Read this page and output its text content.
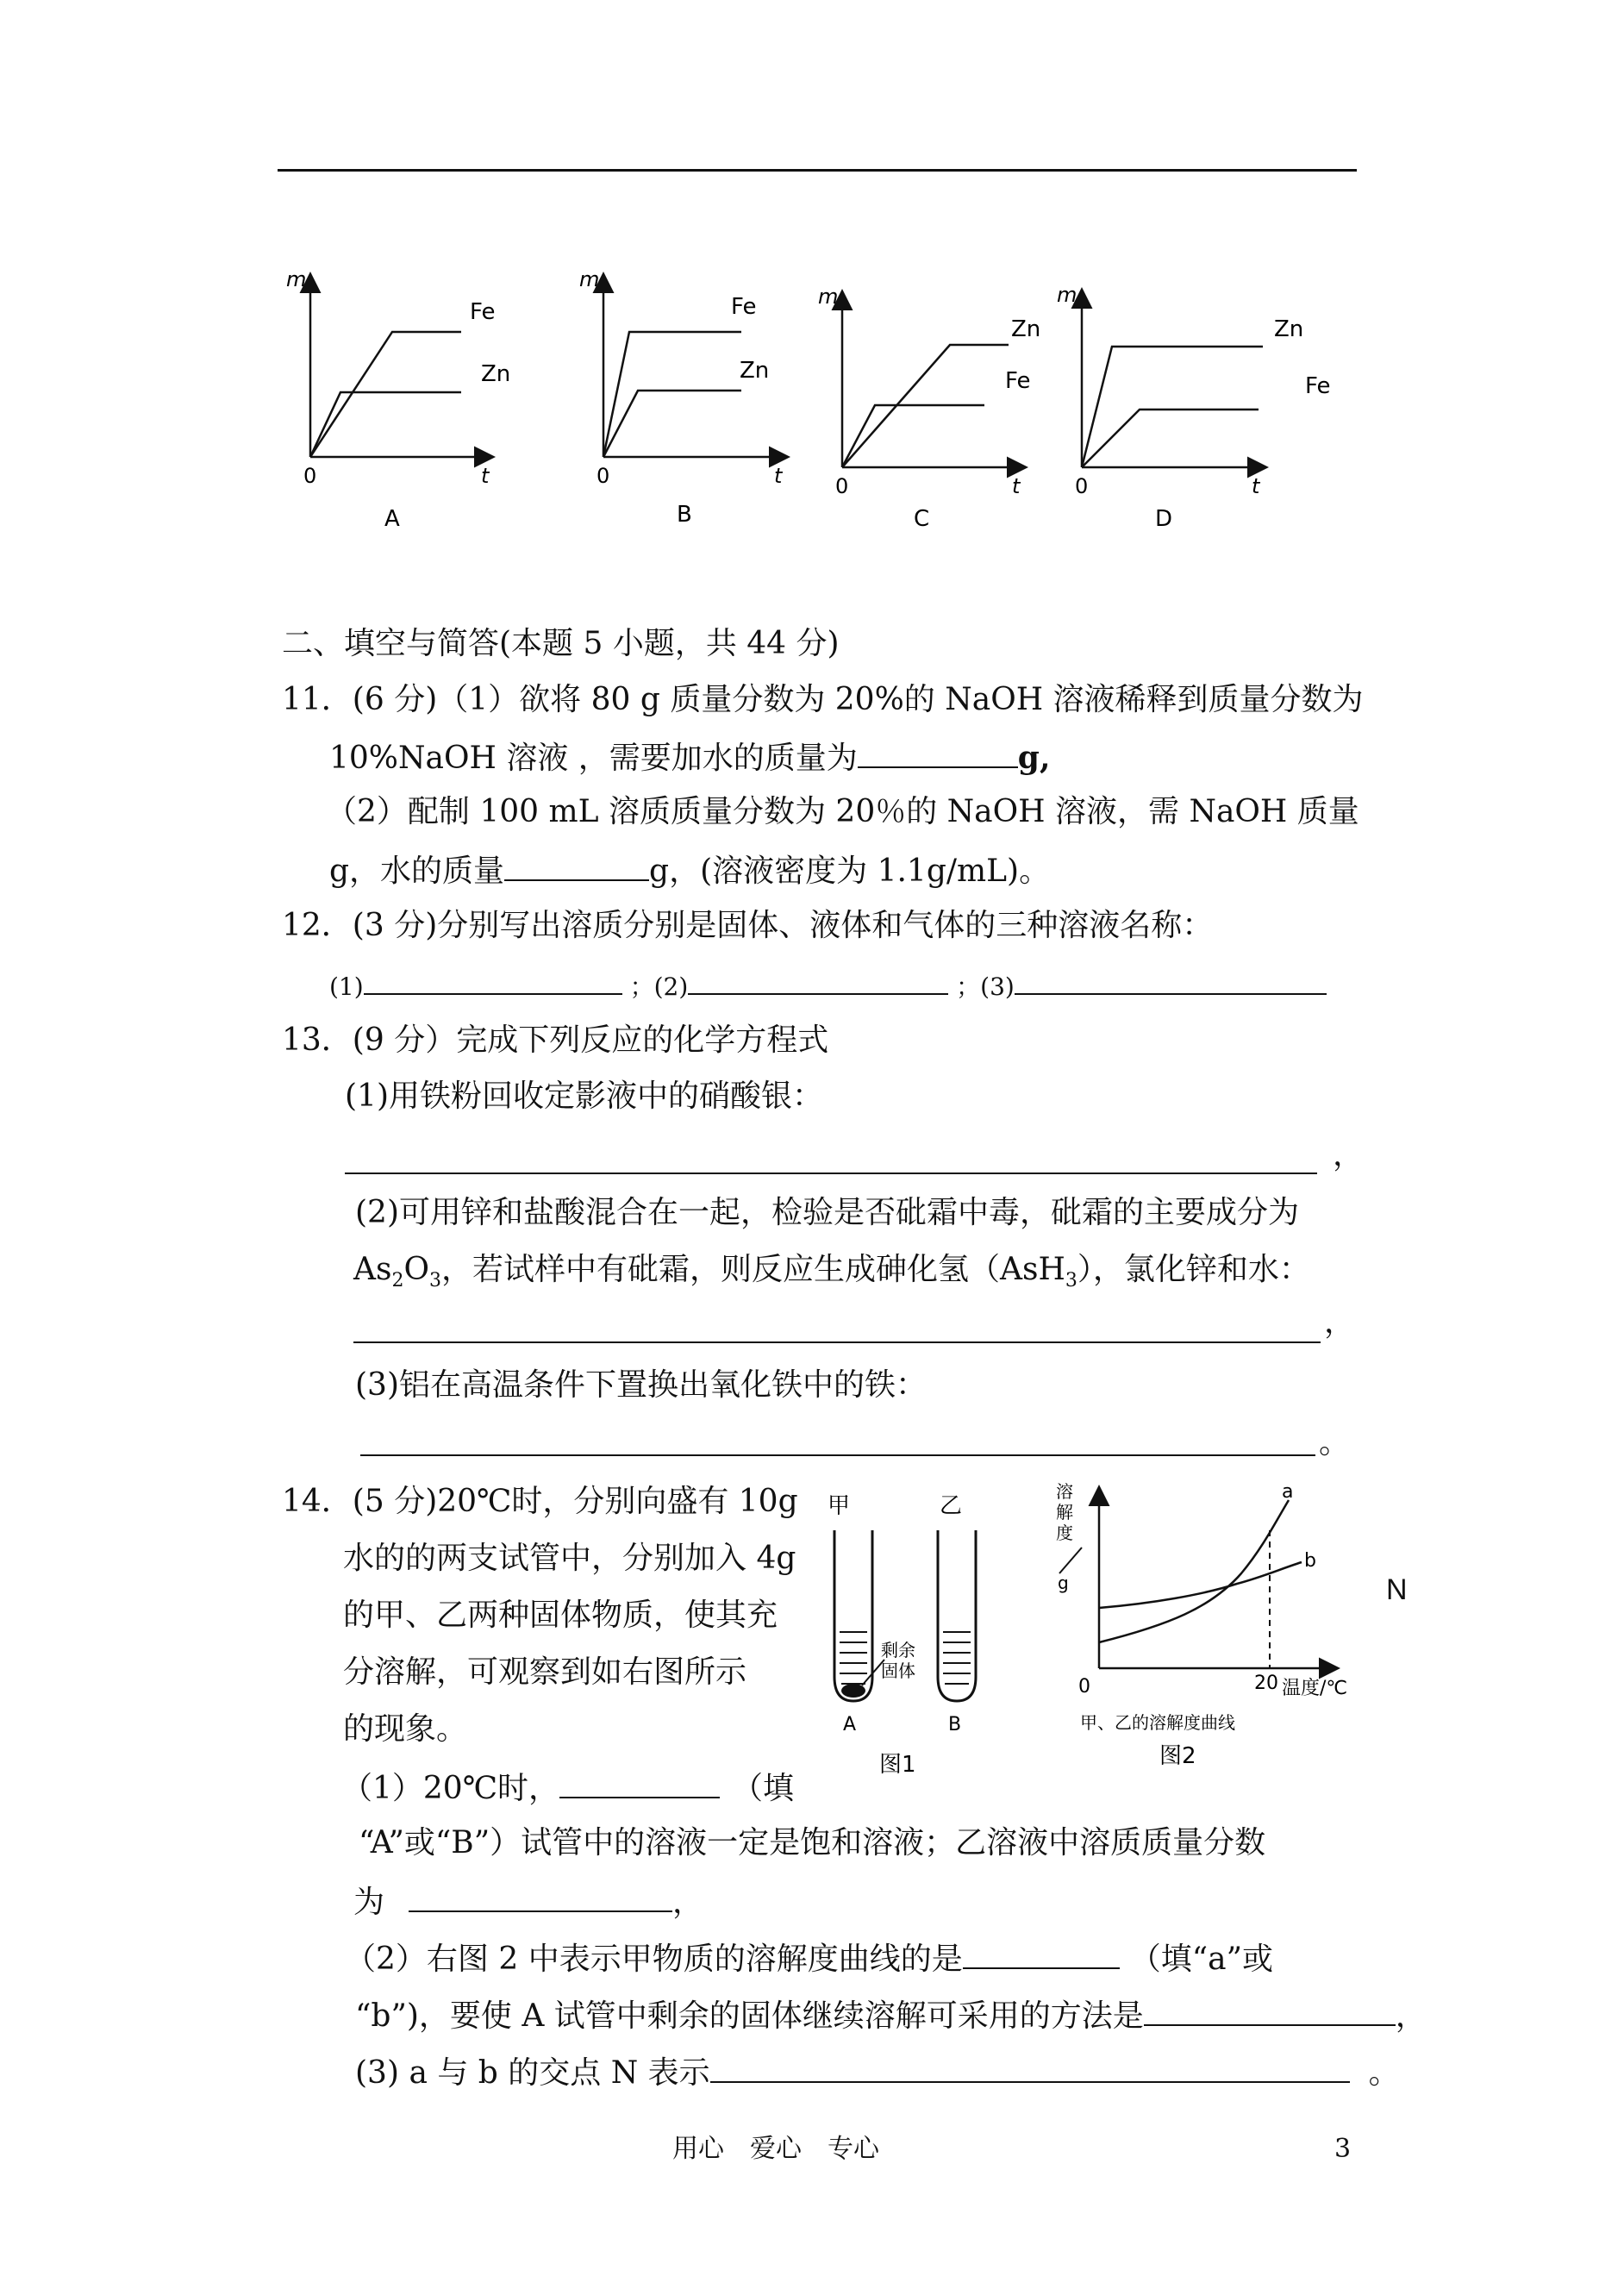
m
t
0
Fe
Zn
A
m
t
0
Fe
Zn
B
m
t
0
Zn
Fe
C
m
t
0
Zn
Fe
D
二、填空与简答(本题 5 小题，共 44 分)
11．(6 分)（1）欲将 80 g 质量分数为 20%的 NaOH 溶液稀释到质量分数为
10%NaOH 溶液 ，需要加水的质量为	g,
（2）配制 100 mL 溶质质量分数为 20％的 NaOH 溶液，需 NaOH 质量
g，水的质量	g，(溶液密度为 1.1g/mL)。
12．(3 分)分别写出溶质分别是固体、液体和气体的三种溶液名称：
(1)	；(2)	；(3)
13．(9 分）完成下列反应的化学方程式
(1)用铁粉回收定影液中的硝酸银：
，
(2)可用锌和盐酸混合在一起，检验是否砒霜中毒，砒霜的主要成分为
$As_2O_3$，若试样中有砒霜，则反应生成砷化氢（AsH$_3$），氯化锌和水：
，
(3)铝在高温条件下置换出氧化铁中的铁：
。
14．(5 分)20℃时，分别向盛有 10g
水的的两支试管中，分别加入 4g
的甲、乙两种固体物质，使其充
分溶解，可观察到如右图所示
的现象。
（1）20℃时，	（填
“A”或“B”）试管中的溶液一定是饱和溶液；乙溶液中溶质质量分数
为	，
（2）右图 2 中表示甲物质的溶解度曲线的是	（填“a”或
“b”)，要使 A 试管中剩余的固体继续溶解可采用的方法是	，
(3) a 与 b 的交点 N 表示	。
甲	乙
剩余
固体
A	B
图1
溶
解
度
g
a
b
0	20 温度/℃
甲、乙的溶解度曲线
图2
N
用心　爱心　专心	3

## [Exercise]
Copy the listing word for word, excluding its pictures.

## [Solution to the exercise]
Read this page and output its text content.
m
t
0
Fe
Zn
A
m
t
0
Fe
Zn
B
m
t
0
Zn
Fe
C
m
t
0
Zn
Fe
D
二、填空与简答(本题 5 小题，共 44 分)
11．(6 分)（1）欲将 80 g 质量分数为 20%的 NaOH 溶液稀释到质量分数为
10%NaOH 溶液 ，需要加水的质量为	g,
（2）配制 100 mL 溶质质量分数为 20％的 NaOH 溶液，需 NaOH 质量
g，水的质量	g，(溶液密度为 1.1g/mL)。
12．(3 分)分别写出溶质分别是固体、液体和气体的三种溶液名称：
(1)	；(2)	；(3)
13．(9 分）完成下列反应的化学方程式
(1)用铁粉回收定影液中的硝酸银：
，
(2)可用锌和盐酸混合在一起，检验是否砒霜中毒，砒霜的主要成分为
$As_2O_3$，若试样中有砒霜，则反应生成砷化氢（AsH$_3$），氯化锌和水：
，
(3)铝在高温条件下置换出氧化铁中的铁：
。
14．(5 分)20℃时，分别向盛有 10g
水的的两支试管中，分别加入 4g
的甲、乙两种固体物质，使其充
分溶解，可观察到如右图所示
的现象。
（1）20℃时，	（填
“A”或“B”）试管中的溶液一定是饱和溶液；乙溶液中溶质质量分数
为	，
（2）右图 2 中表示甲物质的溶解度曲线的是	（填“a”或
“b”)，要使 A 试管中剩余的固体继续溶解可采用的方法是	，
(3) a 与 b 的交点 N 表示	。
甲	乙
剩余
固体
A	B
图1
溶
解
度
g
a
b
0	20 温度/℃
甲、乙的溶解度曲线
图2
N
用心　爱心　专心	3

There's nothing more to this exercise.